▸ **Brief**:
Where does the string "Alkohole" appear? Copy every line of the entries below that holds it.

Extracted data entries:
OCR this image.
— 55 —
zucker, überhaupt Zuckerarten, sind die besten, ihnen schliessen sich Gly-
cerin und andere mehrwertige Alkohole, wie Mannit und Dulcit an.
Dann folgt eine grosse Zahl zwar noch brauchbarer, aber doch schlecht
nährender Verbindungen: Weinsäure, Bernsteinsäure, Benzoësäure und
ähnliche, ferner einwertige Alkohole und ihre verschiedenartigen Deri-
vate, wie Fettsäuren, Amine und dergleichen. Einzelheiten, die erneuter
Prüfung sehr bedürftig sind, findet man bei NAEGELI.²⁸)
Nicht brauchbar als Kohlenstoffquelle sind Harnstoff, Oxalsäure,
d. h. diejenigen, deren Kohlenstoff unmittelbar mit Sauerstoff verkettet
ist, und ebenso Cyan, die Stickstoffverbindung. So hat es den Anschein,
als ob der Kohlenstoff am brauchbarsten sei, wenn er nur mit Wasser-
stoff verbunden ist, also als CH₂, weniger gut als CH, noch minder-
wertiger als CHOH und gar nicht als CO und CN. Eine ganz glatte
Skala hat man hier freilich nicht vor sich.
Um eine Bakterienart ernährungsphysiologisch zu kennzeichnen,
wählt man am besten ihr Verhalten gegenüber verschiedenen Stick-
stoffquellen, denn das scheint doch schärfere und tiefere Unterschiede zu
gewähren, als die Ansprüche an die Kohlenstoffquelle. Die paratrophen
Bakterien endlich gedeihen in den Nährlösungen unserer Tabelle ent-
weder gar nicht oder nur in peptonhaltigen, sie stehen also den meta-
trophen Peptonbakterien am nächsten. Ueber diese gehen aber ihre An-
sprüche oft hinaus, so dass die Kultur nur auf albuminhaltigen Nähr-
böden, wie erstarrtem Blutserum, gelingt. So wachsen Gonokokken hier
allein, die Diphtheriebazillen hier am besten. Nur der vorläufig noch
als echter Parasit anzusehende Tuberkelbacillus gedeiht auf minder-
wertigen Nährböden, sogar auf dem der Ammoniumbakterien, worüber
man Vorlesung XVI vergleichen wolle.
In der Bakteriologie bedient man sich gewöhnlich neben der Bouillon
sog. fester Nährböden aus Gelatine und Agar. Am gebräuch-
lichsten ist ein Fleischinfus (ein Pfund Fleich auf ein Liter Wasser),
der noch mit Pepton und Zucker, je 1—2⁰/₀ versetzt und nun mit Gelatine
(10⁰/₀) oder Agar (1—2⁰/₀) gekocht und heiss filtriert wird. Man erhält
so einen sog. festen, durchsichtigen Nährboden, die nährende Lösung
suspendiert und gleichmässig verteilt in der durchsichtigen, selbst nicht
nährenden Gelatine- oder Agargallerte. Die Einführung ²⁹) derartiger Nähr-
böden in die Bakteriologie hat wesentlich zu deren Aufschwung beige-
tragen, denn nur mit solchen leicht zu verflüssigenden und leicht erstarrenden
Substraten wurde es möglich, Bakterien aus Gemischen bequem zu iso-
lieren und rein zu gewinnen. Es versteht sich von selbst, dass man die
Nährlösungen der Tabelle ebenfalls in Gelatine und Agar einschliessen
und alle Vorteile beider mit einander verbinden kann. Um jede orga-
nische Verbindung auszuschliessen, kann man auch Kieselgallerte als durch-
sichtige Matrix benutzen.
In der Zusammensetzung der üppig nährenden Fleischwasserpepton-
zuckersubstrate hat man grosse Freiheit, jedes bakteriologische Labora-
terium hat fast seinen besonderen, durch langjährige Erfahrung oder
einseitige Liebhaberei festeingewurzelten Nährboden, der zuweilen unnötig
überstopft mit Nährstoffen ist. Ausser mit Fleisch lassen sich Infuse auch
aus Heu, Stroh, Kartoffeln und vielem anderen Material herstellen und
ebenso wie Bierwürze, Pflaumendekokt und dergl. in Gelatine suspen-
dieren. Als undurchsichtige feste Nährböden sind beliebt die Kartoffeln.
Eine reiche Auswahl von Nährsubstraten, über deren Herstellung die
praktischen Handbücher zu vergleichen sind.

▸ **The completed task**:
cerin und andere mehrwertige Alkohole, wie Mannit und Dulcit an.
ähnliche, ferner einwertige Alkohole und ihre verschiedenartigen Deri-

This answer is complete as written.